Exercise requirements – From the listing below, pull out every line where the string "annotation" appears.

* begin *

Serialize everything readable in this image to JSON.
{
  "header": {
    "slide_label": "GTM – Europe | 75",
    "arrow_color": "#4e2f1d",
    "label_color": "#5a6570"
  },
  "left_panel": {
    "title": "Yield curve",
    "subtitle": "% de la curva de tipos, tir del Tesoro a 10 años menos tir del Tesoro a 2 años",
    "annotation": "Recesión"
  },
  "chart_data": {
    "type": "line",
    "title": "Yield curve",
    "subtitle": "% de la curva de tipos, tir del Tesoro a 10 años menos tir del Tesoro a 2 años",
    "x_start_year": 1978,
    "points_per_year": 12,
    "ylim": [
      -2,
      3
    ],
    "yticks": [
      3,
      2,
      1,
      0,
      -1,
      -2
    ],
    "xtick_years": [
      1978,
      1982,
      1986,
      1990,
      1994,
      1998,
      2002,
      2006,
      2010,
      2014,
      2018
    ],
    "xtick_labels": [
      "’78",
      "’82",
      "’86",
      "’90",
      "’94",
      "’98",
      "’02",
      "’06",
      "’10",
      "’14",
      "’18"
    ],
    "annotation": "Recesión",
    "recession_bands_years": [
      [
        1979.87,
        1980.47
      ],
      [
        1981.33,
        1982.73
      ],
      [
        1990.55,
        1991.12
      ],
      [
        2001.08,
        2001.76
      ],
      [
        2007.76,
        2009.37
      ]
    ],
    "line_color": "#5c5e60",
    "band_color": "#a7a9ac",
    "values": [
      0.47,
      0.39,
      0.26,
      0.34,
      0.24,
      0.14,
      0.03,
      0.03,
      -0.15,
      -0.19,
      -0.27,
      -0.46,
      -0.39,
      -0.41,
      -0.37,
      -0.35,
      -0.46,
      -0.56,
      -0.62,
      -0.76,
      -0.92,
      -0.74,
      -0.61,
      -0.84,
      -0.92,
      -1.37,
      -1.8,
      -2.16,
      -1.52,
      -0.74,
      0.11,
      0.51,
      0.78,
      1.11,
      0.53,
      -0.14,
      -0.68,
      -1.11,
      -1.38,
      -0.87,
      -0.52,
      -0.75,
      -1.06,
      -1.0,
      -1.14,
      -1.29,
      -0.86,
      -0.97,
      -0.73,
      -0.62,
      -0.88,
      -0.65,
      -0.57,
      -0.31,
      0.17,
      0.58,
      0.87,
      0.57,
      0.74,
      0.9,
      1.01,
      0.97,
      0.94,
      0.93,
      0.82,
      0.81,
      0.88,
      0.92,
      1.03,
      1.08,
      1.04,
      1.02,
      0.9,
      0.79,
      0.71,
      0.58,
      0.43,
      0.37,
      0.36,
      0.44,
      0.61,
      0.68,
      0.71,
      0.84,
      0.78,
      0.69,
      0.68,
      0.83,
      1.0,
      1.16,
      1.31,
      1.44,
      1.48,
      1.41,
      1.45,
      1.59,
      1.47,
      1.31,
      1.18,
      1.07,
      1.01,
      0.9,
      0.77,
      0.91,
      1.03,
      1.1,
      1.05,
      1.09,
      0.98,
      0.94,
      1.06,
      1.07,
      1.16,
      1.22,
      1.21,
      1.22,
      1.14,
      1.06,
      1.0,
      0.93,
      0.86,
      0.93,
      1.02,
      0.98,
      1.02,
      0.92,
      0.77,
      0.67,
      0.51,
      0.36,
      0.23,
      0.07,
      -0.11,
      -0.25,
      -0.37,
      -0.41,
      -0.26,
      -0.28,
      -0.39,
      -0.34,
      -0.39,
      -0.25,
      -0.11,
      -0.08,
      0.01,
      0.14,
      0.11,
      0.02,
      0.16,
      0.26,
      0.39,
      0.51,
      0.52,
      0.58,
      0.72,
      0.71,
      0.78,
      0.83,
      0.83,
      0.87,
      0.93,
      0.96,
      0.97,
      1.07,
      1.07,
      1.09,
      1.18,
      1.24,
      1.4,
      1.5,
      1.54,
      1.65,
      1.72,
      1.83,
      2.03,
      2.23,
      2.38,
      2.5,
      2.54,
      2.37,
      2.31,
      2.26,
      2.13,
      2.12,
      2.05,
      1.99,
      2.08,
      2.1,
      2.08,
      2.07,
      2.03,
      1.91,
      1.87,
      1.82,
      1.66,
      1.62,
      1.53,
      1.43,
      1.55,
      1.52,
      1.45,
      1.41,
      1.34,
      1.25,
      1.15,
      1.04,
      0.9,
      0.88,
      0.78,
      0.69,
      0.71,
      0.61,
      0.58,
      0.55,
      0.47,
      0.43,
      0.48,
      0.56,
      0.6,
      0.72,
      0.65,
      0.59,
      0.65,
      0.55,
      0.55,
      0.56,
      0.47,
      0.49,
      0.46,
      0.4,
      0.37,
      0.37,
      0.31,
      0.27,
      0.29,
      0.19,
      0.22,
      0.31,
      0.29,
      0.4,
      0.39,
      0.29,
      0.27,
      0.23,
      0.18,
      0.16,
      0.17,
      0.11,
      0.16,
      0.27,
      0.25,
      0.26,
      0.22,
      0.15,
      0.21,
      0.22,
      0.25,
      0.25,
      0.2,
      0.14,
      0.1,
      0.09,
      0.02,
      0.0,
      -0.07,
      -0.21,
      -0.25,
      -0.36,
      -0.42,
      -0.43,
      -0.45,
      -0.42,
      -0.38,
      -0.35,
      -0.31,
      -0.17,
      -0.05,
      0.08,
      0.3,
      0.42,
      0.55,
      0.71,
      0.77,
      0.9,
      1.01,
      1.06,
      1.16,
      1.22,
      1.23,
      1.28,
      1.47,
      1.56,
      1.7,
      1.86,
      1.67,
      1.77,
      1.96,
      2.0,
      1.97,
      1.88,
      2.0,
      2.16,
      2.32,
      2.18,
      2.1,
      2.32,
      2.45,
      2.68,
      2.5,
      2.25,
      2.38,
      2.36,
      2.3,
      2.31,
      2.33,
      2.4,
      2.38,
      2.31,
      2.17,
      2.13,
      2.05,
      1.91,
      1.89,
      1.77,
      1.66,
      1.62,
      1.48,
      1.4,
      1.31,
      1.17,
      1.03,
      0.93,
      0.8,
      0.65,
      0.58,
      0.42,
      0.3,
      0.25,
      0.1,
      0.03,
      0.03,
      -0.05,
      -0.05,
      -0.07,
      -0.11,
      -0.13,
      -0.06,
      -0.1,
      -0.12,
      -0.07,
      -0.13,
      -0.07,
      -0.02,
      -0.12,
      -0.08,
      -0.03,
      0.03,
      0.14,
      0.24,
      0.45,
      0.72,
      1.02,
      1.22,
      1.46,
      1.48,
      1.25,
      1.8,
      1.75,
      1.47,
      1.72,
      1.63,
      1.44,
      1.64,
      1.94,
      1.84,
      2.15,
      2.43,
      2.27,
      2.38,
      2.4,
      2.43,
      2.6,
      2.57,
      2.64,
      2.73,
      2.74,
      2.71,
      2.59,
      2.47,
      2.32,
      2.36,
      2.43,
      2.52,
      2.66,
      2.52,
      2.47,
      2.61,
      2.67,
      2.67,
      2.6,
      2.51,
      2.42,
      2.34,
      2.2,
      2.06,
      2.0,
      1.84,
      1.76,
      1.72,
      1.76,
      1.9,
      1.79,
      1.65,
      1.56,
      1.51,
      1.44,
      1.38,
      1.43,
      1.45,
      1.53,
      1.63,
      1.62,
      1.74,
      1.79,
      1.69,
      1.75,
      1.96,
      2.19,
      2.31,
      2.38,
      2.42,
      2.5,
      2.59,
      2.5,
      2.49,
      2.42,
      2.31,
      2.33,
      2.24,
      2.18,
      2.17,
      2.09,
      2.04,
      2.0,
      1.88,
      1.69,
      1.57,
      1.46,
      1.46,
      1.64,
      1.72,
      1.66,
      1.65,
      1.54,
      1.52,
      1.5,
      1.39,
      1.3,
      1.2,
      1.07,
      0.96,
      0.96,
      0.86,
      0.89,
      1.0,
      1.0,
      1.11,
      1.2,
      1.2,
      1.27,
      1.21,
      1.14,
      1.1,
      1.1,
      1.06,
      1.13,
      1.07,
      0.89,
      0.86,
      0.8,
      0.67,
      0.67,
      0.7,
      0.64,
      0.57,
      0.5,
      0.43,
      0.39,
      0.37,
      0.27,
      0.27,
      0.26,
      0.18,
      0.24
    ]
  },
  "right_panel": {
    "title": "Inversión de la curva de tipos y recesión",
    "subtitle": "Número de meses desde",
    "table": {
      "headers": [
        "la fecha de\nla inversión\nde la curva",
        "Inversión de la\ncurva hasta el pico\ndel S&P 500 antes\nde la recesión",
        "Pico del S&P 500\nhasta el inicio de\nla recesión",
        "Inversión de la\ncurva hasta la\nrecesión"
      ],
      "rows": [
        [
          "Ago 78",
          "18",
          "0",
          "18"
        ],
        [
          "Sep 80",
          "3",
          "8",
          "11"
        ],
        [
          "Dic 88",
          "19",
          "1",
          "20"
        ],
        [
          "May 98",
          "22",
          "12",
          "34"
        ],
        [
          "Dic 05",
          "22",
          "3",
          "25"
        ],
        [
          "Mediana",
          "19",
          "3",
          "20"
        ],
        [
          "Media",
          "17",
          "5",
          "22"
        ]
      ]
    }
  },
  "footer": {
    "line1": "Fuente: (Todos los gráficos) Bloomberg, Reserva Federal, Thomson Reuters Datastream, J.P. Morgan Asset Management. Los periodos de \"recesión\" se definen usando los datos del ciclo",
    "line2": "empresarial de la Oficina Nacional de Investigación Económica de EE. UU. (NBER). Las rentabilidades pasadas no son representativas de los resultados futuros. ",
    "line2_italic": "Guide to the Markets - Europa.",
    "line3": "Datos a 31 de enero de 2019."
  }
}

* end *

Problem solution –
    "annotation": "Recesión"
    "annotation": "Recesión",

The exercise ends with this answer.